***** Document section *****

Gearbox torque?

  • Thread starter bauboya
  • Start date
  • #1
2
0
gearbox torque?!?

Hi, I don't know much about mechanics and I'm trying to build a mechanism to drive a set of syringes, and I need to buy a gearbox motor to drive the syringe shaft forward and back. the syringe needs to be driven 70mm, and i'm going to attach a rack and gear to the motor to get this motion. however, because of the hydraulics, it actually requires quite a bit of force, and i don't know what gearbox motor will be strong enough to drive it. i didn't know how to measure how much force i need so i put weights on the shaft and it needs 2.5kg to drive forward at a good speed. (it doesn't have to be incredibly fast but i don't want it to be terribly slow either).

could anyone recommend a motor that will be strong enough to drive it at a good pace??
or tell me what information and numbers to look for in the data sheet??

thanks so much!!

*****

**Task instructions**
**a.** In the gearbox torque post, what weight on the shaft drove the syringe forward at a good speed?
**b.** Please carry on the gearbox torque post from its last line.

***** Provided material *****

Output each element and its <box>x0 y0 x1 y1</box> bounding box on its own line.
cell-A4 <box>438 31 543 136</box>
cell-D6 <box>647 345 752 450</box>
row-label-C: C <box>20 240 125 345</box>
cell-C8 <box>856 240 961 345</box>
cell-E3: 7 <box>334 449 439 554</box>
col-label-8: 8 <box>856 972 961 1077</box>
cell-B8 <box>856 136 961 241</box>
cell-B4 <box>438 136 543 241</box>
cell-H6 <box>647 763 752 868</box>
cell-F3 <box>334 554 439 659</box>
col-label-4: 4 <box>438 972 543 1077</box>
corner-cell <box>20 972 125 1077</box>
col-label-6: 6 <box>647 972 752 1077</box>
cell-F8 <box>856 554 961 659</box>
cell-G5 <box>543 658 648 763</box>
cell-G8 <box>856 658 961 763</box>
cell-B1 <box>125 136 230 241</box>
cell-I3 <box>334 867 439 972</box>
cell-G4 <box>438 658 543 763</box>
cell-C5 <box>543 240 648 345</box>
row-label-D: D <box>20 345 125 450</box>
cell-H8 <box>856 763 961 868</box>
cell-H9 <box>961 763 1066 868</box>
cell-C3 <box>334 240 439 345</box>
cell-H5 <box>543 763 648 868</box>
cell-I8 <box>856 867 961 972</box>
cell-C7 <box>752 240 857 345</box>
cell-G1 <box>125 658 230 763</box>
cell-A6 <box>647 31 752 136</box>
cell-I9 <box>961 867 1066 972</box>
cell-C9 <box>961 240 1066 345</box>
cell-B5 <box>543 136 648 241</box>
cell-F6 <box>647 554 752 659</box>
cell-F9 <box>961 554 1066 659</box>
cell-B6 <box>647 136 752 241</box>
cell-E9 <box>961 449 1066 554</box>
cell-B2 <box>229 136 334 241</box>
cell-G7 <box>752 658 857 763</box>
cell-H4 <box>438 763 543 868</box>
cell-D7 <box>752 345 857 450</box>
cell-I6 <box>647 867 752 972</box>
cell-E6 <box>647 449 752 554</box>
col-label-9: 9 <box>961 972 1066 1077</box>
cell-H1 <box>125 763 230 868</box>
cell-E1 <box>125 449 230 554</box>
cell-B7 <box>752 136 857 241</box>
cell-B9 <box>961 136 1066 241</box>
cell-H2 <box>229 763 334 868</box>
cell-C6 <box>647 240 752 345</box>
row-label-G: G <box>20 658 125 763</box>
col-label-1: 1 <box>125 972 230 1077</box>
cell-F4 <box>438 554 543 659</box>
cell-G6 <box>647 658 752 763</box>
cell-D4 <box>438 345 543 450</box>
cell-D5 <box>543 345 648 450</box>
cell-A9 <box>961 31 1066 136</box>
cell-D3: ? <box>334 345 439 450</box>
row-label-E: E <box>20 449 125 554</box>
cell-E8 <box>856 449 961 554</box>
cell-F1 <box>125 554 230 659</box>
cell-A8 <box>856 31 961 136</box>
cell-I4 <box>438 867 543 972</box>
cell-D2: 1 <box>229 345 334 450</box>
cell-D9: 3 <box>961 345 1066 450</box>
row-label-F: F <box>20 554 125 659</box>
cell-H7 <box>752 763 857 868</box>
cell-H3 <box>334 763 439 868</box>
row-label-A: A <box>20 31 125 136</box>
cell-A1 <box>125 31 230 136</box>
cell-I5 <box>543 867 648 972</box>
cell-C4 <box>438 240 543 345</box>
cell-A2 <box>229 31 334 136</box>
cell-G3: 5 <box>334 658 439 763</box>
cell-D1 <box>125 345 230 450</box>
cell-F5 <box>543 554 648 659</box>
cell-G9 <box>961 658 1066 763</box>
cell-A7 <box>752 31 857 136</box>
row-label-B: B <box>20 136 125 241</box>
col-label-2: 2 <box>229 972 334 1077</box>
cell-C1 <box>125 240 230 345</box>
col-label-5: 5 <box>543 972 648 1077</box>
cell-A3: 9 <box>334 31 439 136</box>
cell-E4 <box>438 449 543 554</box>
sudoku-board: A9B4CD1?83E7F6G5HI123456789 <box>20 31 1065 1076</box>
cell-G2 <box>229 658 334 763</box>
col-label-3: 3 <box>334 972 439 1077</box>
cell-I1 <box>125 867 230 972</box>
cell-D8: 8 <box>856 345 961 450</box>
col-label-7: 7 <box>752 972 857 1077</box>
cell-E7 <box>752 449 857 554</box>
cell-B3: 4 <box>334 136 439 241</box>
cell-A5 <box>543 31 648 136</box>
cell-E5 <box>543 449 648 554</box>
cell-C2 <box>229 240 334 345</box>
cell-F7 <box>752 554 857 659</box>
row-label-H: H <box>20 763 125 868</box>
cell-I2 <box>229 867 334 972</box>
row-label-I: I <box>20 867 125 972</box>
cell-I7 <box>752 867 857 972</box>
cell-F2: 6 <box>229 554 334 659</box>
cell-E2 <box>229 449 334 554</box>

*****

**Responses in order**
**a.** 2.5 kg.

**b.**
Answers and Replies

  • #2
2
0


the speed i want to drive it at is 10mm/sec
 
  • #3
15
0


U need to buy high torque and low rpm motor to drive the shaft
 
  • #4
15
0


Buy the brushless motor under the specification
Power: 200 Watts
*.RPM/Volt (KV): 1000
*.Continuous Current: 6-15A
*.Burst Current: 19A*
 
  • #5
4,662
5


A 70 mm stroke at 10 mm/sec sounds straight forward. The required power is
P = F dx/dt = 2.5 Kg x 9.81 m/sec2 x 10 mm/sec x 1 m/1000 mm = 0.25 Newton-meters/sec = 0.25 joules/sec = 0.25 watts
So probably a 1 or 2 watt motor will suffice. A stepping motor turning a lead screw is one approach. 70 mm will be 55 turns on a 1/4-20 pitch screw. You can either count digital motor steps or use limit switches at the ends. 10 mm/sec will be about 8 turns/sec. A direct drive 480 RPM stepper motor on a 1/4-20 lead screw will work. The control electronics will be less if you use a DC gear motor geared down to 480 RPM with limit switches.
 
  • #6
Danger
Gold Member
9,607
246


I don't know anything about steppers, but I definitely agree with Bob about the lead screws. You just can't beat those suckers for power and smooth movement. I use them for all sorts of stuff. They're incredibly easy to make, as well. Just take some threaded rod (or a bolt for short strokes) with a matching nut, and connect the nut to the thing that you want to move.
 
  • #7
Ranger Mike
Science Advisor
Gold Member
2,162
225


McMaster Carr on web. they got everything. motors, lead screws, metal, wire etc...
 

Related Threads on Gearbox torque?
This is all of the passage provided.